● **抜粋**:
-----

ゼア・ウィル・ビー・ブラッド

「ゼア・ウィル・ビー・ブラッド」を観ました。

ゼア・ウィル・ビー・ブラッド – Yahoo!映画

1.ダニエル・プレインビューについて

この映画は、ダニエル・プレインビューの物語です。

彼は、自分の性格を次のように話しています。

「私は競争心が強い。他人を成功させたくない。人を嫌悪している。私は人を見ても好きになる事がない。十分な金を稼ぎ、すべての人々から遠ざかりたい。私は人の最悪な部分が見え、その人を見ただけで悪の部分がわかる。長い間に少しずつ憎悪を積み重ねてきた」

・・・最悪なヤツですね。

また、それとは逆に、このような事も言っています。

「一人では仕事を続けられない」

・・・さびしがり屋のひねくれ者ですね。

彼は、1898年に一人で採掘をして金を見つけます。

その時に転落をして、左足を痛め、障がいが残ります。

1902年になると、石油の採掘を行います。

仕事仲間に赤ん坊を連れた工員がいますが、彼は事故で亡くなってしまいます。

ダニエルは、その赤ん坊を引き取ります。

赤ん坊に酒を飲ませようとするシーンは、彼がいかに愛情の欠けた人間かわかりますね。

そして1911年、H・Wという名前の少年を連れたダニエルが、石油屋として活躍しています。

そこに、ポール・サンデーという青年が、自分の故郷の牧場を採掘しないかと情報を売りこみに来ます。

スタンダード・オイルが付近の土地を買ったという事もあり、ダニエルは、その情報を500ドルで買います。

そして、リトル・ボストンへ向かいます・・・。

その後の行動は、彼の語った性格に当てはまっています。

特筆すべきは、彼は自分を裏切ったり、恥をかかせた人間には強烈な仕返しをしています。

2.H・Wについて

H・Wは、ダニエルが育てた少年です。

-----

● **入力データ**:
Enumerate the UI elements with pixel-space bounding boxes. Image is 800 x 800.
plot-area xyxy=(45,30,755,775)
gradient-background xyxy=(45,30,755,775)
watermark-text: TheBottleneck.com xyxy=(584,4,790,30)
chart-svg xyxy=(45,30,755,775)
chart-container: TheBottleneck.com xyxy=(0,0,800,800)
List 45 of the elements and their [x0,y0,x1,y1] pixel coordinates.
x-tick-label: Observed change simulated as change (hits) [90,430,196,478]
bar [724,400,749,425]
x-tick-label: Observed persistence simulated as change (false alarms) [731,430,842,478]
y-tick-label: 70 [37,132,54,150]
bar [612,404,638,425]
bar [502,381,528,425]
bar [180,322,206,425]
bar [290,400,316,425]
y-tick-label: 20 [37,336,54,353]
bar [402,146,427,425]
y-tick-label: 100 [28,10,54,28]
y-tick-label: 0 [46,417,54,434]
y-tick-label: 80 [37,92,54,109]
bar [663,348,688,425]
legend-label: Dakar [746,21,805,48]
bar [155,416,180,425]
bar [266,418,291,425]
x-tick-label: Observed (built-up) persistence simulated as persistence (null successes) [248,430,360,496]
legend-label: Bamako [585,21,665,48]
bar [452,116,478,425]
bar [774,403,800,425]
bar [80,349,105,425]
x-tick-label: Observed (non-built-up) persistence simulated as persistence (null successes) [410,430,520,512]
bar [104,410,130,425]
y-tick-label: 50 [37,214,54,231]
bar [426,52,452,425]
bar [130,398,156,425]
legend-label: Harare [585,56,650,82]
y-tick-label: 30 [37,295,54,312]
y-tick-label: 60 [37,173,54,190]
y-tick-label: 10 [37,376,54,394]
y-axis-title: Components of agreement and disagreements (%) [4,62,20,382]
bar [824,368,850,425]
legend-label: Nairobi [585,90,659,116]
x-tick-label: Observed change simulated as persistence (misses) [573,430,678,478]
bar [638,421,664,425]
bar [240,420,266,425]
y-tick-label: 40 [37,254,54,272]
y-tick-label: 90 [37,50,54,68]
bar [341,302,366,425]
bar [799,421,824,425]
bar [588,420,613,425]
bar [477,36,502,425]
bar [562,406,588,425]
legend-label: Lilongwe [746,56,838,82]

-----

● **作業指示**:
a) 抜粋の「ダニエルは、その赤ん坊を引き取ります。」から「そして、リトル・ボストンへ向かいます・・・。」までを、「赤ん坊」を「乳児」に置き換えて書き直してください。
b) 抜粋によると、ダニエルはポール・サンデーが売りこみに来た情報をいくらで買いましたか。
データは抜粋の内容とは関係がありません。

● **解答**:
a)
ダニエルは、その乳児を引き取ります。

乳児に酒を飲ませようとするシーンは、彼がいかに愛情の欠けた人間かわかりますね。

そして1911年、H・Wという名前の少年を連れたダニエルが、石油屋として活躍しています。

そこに、ポール・サンデーという青年が、自分の故郷の牧場を採掘しないかと情報を売りこみに来ます。

スタンダード・オイルが付近の土地を買ったという事もあり、ダニエルは、その情報を500ドルで買います。

そして、リトル・ボストンへ向かいます・・・。

b) 500ドルで買いました。